DATA SHOWN
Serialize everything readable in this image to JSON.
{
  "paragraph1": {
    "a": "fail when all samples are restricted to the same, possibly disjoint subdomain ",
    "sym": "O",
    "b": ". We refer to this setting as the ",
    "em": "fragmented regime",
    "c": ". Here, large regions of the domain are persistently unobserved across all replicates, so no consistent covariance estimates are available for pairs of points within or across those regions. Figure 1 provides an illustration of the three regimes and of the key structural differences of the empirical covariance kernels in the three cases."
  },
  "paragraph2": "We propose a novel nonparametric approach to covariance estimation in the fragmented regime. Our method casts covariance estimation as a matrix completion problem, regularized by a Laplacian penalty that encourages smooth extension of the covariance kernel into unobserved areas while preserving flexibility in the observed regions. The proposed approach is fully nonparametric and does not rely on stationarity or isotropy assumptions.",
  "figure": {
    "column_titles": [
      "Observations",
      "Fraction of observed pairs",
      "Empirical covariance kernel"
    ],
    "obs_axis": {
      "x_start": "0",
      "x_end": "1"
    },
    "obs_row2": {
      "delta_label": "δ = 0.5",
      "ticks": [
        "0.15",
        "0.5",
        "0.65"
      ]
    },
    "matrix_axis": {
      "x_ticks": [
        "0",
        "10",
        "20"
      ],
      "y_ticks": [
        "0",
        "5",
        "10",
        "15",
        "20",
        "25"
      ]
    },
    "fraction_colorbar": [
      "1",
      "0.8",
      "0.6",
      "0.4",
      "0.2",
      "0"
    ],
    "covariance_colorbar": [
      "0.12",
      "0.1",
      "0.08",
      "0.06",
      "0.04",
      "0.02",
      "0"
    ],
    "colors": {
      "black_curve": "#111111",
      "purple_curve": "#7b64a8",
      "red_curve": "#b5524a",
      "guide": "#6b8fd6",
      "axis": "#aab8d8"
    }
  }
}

PROBLEM REQUIREMENTS
Give back the data above exactly as it appears.

THE SOLUTION
Serialize everything readable in this image to JSON.
{
  "paragraph1": {
    "a": "fail when all samples are restricted to the same, possibly disjoint subdomain ",
    "sym": "O",
    "b": ". We refer to this setting as the ",
    "em": "fragmented regime",
    "c": ". Here, large regions of the domain are persistently unobserved across all replicates, so no consistent covariance estimates are available for pairs of points within or across those regions. Figure 1 provides an illustration of the three regimes and of the key structural differences of the empirical covariance kernels in the three cases."
  },
  "paragraph2": "We propose a novel nonparametric approach to covariance estimation in the fragmented regime. Our method casts covariance estimation as a matrix completion problem, regularized by a Laplacian penalty that encourages smooth extension of the covariance kernel into unobserved areas while preserving flexibility in the observed regions. The proposed approach is fully nonparametric and does not rely on stationarity or isotropy assumptions.",
  "figure": {
    "column_titles": [
      "Observations",
      "Fraction of observed pairs",
      "Empirical covariance kernel"
    ],
    "obs_axis": {
      "x_start": "0",
      "x_end": "1"
    },
    "obs_row2": {
      "delta_label": "δ = 0.5",
      "ticks": [
        "0.15",
        "0.5",
        "0.65"
      ]
    },
    "matrix_axis": {
      "x_ticks": [
        "0",
        "10",
        "20"
      ],
      "y_ticks": [
        "0",
        "5",
        "10",
        "15",
        "20",
        "25"
      ]
    },
    "fraction_colorbar": [
      "1",
      "0.8",
      "0.6",
      "0.4",
      "0.2",
      "0"
    ],
    "covariance_colorbar": [
      "0.12",
      "0.1",
      "0.08",
      "0.06",
      "0.04",
      "0.02",
      "0"
    ],
    "colors": {
      "black_curve": "#111111",
      "purple_curve": "#7b64a8",
      "red_curve": "#b5524a",
      "guide": "#6b8fd6",
      "axis": "#aab8d8"
    }
  }
}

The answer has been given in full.